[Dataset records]
* * * *

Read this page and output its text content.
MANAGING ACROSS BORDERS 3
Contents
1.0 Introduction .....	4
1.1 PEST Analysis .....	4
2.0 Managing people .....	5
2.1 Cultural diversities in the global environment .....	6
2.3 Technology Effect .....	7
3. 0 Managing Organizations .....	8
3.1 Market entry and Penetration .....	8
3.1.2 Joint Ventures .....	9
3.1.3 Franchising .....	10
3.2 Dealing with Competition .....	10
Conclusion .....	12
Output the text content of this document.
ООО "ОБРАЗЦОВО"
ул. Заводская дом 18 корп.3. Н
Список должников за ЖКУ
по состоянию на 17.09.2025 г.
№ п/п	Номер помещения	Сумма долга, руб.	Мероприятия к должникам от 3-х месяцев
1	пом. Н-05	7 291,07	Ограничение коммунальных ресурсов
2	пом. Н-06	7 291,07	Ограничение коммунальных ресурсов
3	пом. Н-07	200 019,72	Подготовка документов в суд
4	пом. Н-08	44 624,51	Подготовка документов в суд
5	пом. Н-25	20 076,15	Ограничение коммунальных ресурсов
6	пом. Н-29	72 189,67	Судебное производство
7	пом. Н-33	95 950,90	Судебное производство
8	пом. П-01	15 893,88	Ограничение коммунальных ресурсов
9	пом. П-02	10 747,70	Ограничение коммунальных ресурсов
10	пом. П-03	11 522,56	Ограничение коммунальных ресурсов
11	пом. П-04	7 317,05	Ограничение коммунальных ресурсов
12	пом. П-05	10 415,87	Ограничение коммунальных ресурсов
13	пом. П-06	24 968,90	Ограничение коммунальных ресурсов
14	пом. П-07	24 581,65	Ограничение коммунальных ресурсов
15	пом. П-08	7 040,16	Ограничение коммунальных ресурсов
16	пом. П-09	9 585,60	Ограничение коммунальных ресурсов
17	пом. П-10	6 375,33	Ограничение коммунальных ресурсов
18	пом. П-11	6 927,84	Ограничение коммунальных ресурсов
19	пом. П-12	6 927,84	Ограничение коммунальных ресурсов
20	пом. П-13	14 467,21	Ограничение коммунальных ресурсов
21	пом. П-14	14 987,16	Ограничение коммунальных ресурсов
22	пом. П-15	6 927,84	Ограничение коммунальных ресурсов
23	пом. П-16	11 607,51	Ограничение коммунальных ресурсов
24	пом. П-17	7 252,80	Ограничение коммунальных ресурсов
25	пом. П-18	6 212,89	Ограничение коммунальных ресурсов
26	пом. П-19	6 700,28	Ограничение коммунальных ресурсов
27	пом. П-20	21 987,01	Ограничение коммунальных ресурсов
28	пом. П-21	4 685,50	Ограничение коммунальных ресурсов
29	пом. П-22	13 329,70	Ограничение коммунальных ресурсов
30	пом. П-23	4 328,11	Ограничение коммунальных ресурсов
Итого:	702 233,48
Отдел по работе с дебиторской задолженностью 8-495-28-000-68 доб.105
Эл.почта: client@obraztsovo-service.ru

* * * *

[TASK DIRECTIONS] Restate every record exactly, leaving nothing out.

[RESPONSE FOR THIS EXERCISE]
Read this page and output its text content.
MANAGING ACROSS BORDERS 3
Contents
1.0 Introduction .....	4
1.1 PEST Analysis .....	4
2.0 Managing people .....	5
2.1 Cultural diversities in the global environment .....	6
2.3 Technology Effect .....	7
3. 0 Managing Organizations .....	8
3.1 Market entry and Penetration .....	8
3.1.2 Joint Ventures .....	9
3.1.3 Franchising .....	10
3.2 Dealing with Competition .....	10
Conclusion .....	12
Output the text content of this document.
ООО "ОБРАЗЦОВО"
ул. Заводская дом 18 корп.3. Н
Список должников за ЖКУ
по состоянию на 17.09.2025 г.
№ п/п	Номер помещения	Сумма долга, руб.	Мероприятия к должникам от 3-х месяцев
1	пом. Н-05	7 291,07	Ограничение коммунальных ресурсов
2	пом. Н-06	7 291,07	Ограничение коммунальных ресурсов
3	пом. Н-07	200 019,72	Подготовка документов в суд
4	пом. Н-08	44 624,51	Подготовка документов в суд
5	пом. Н-25	20 076,15	Ограничение коммунальных ресурсов
6	пом. Н-29	72 189,67	Судебное производство
7	пом. Н-33	95 950,90	Судебное производство
8	пом. П-01	15 893,88	Ограничение коммунальных ресурсов
9	пом. П-02	10 747,70	Ограничение коммунальных ресурсов
10	пом. П-03	11 522,56	Ограничение коммунальных ресурсов
11	пом. П-04	7 317,05	Ограничение коммунальных ресурсов
12	пом. П-05	10 415,87	Ограничение коммунальных ресурсов
13	пом. П-06	24 968,90	Ограничение коммунальных ресурсов
14	пом. П-07	24 581,65	Ограничение коммунальных ресурсов
15	пом. П-08	7 040,16	Ограничение коммунальных ресурсов
16	пом. П-09	9 585,60	Ограничение коммунальных ресурсов
17	пом. П-10	6 375,33	Ограничение коммунальных ресурсов
18	пом. П-11	6 927,84	Ограничение коммунальных ресурсов
19	пом. П-12	6 927,84	Ограничение коммунальных ресурсов
20	пом. П-13	14 467,21	Ограничение коммунальных ресурсов
21	пом. П-14	14 987,16	Ограничение коммунальных ресурсов
22	пом. П-15	6 927,84	Ограничение коммунальных ресурсов
23	пом. П-16	11 607,51	Ограничение коммунальных ресурсов
24	пом. П-17	7 252,80	Ограничение коммунальных ресурсов
25	пом. П-18	6 212,89	Ограничение коммунальных ресурсов
26	пом. П-19	6 700,28	Ограничение коммунальных ресурсов
27	пом. П-20	21 987,01	Ограничение коммунальных ресурсов
28	пом. П-21	4 685,50	Ограничение коммунальных ресурсов
29	пом. П-22	13 329,70	Ограничение коммунальных ресурсов
30	пом. П-23	4 328,11	Ограничение коммунальных ресурсов
Итого:	702 233,48
Отдел по работе с дебиторской задолженностью 8-495-28-000-68 доб.105
Эл.почта: client@obraztsovo-service.ru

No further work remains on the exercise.